# INSTRUCTIONS TO FOLLOW
Below are records. Count every line containing the word "Pâte" and give the number alone.
--- begin ---
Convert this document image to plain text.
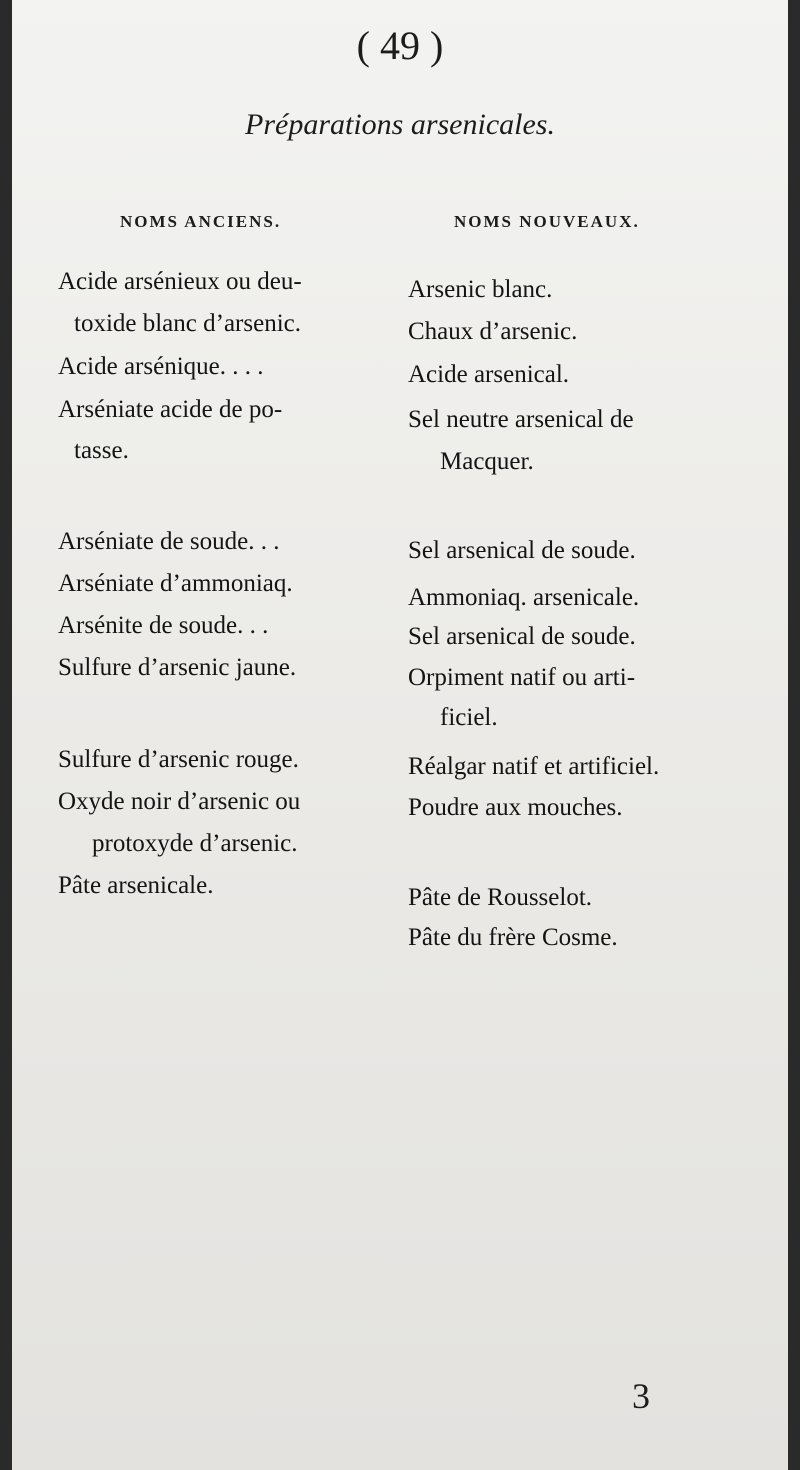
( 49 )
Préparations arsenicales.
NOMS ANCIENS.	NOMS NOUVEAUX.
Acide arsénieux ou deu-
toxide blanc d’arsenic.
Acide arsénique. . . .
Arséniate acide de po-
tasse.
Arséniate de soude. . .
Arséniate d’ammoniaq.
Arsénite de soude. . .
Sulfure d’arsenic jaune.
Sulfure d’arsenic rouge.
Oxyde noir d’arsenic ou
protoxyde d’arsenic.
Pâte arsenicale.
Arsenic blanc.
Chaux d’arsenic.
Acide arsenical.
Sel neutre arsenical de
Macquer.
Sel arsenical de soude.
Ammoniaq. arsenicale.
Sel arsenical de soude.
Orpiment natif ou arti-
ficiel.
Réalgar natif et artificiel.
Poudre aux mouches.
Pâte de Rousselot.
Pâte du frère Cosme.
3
--- end ---
--- begin ---
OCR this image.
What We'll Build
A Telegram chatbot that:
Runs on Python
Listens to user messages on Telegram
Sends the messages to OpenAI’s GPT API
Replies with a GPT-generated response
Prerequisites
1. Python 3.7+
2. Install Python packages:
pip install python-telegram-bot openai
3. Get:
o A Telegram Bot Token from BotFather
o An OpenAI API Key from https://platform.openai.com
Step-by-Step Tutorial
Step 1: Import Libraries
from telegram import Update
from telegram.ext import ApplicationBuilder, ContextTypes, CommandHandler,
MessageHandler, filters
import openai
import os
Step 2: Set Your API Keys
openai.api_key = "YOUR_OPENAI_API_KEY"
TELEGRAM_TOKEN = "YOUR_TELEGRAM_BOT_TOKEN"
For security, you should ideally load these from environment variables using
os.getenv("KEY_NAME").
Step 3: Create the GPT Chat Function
--- end ---
# ANSWER TO THIS TASK
3